**Exercise description**: All of the data below should be written out exactly.

....

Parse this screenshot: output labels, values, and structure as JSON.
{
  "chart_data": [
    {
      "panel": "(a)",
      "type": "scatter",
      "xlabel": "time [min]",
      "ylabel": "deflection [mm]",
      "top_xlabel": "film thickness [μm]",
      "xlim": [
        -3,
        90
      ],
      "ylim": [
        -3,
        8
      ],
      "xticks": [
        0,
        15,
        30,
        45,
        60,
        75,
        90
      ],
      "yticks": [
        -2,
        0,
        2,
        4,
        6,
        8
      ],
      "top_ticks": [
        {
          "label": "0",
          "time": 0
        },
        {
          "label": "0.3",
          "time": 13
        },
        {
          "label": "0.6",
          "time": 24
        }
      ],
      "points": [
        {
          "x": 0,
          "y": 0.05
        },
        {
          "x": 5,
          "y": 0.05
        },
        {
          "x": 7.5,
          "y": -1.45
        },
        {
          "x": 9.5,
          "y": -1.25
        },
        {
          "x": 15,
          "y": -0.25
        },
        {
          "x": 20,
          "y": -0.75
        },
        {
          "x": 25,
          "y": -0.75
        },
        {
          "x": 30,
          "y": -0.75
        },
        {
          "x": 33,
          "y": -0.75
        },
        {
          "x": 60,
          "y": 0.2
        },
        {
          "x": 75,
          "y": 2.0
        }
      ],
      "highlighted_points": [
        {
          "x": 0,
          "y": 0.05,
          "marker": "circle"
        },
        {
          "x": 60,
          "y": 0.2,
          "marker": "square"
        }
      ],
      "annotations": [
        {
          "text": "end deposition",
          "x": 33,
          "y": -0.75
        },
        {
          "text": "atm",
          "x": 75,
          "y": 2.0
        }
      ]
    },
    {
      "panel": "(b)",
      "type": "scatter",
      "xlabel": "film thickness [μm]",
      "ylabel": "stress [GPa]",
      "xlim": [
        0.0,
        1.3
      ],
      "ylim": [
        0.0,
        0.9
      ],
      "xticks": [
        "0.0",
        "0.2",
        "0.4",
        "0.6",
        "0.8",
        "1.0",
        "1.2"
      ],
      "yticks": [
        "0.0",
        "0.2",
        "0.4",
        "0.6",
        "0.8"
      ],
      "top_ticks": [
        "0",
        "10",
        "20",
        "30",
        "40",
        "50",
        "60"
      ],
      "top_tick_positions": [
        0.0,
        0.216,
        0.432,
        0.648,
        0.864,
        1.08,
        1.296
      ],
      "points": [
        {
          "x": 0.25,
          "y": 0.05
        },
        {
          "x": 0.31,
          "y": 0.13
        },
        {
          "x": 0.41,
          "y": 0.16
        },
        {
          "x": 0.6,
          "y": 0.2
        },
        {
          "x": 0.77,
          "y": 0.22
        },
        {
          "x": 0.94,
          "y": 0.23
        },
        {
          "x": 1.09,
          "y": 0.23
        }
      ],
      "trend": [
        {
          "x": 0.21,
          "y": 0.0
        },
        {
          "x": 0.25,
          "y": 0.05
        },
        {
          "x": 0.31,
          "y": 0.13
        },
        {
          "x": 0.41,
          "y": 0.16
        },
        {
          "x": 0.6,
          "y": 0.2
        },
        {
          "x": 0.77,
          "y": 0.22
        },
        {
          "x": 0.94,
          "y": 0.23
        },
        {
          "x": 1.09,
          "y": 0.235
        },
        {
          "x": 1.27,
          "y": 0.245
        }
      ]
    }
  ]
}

....

**Full output**:
Parse this screenshot: output labels, values, and structure as JSON.
{
  "chart_data": [
    {
      "panel": "(a)",
      "type": "scatter",
      "xlabel": "time [min]",
      "ylabel": "deflection [mm]",
      "top_xlabel": "film thickness [μm]",
      "xlim": [
        -3,
        90
      ],
      "ylim": [
        -3,
        8
      ],
      "xticks": [
        0,
        15,
        30,
        45,
        60,
        75,
        90
      ],
      "yticks": [
        -2,
        0,
        2,
        4,
        6,
        8
      ],
      "top_ticks": [
        {
          "label": "0",
          "time": 0
        },
        {
          "label": "0.3",
          "time": 13
        },
        {
          "label": "0.6",
          "time": 24
        }
      ],
      "points": [
        {
          "x": 0,
          "y": 0.05
        },
        {
          "x": 5,
          "y": 0.05
        },
        {
          "x": 7.5,
          "y": -1.45
        },
        {
          "x": 9.5,
          "y": -1.25
        },
        {
          "x": 15,
          "y": -0.25
        },
        {
          "x": 20,
          "y": -0.75
        },
        {
          "x": 25,
          "y": -0.75
        },
        {
          "x": 30,
          "y": -0.75
        },
        {
          "x": 33,
          "y": -0.75
        },
        {
          "x": 60,
          "y": 0.2
        },
        {
          "x": 75,
          "y": 2.0
        }
      ],
      "highlighted_points": [
        {
          "x": 0,
          "y": 0.05,
          "marker": "circle"
        },
        {
          "x": 60,
          "y": 0.2,
          "marker": "square"
        }
      ],
      "annotations": [
        {
          "text": "end deposition",
          "x": 33,
          "y": -0.75
        },
        {
          "text": "atm",
          "x": 75,
          "y": 2.0
        }
      ]
    },
    {
      "panel": "(b)",
      "type": "scatter",
      "xlabel": "film thickness [μm]",
      "ylabel": "stress [GPa]",
      "xlim": [
        0.0,
        1.3
      ],
      "ylim": [
        0.0,
        0.9
      ],
      "xticks": [
        "0.0",
        "0.2",
        "0.4",
        "0.6",
        "0.8",
        "1.0",
        "1.2"
      ],
      "yticks": [
        "0.0",
        "0.2",
        "0.4",
        "0.6",
        "0.8"
      ],
      "top_ticks": [
        "0",
        "10",
        "20",
        "30",
        "40",
        "50",
        "60"
      ],
      "top_tick_positions": [
        0.0,
        0.216,
        0.432,
        0.648,
        0.864,
        1.08,
        1.296
      ],
      "points": [
        {
          "x": 0.25,
          "y": 0.05
        },
        {
          "x": 0.31,
          "y": 0.13
        },
        {
          "x": 0.41,
          "y": 0.16
        },
        {
          "x": 0.6,
          "y": 0.2
        },
        {
          "x": 0.77,
          "y": 0.22
        },
        {
          "x": 0.94,
          "y": 0.23
        },
        {
          "x": 1.09,
          "y": 0.23
        }
      ],
      "trend": [
        {
          "x": 0.21,
          "y": 0.0
        },
        {
          "x": 0.25,
          "y": 0.05
        },
        {
          "x": 0.31,
          "y": 0.13
        },
        {
          "x": 0.41,
          "y": 0.16
        },
        {
          "x": 0.6,
          "y": 0.2
        },
        {
          "x": 0.77,
          "y": 0.22
        },
        {
          "x": 0.94,
          "y": 0.23
        },
        {
          "x": 1.09,
          "y": 0.235
        },
        {
          "x": 1.27,
          "y": 0.245
        }
      ]
    }
  ]
}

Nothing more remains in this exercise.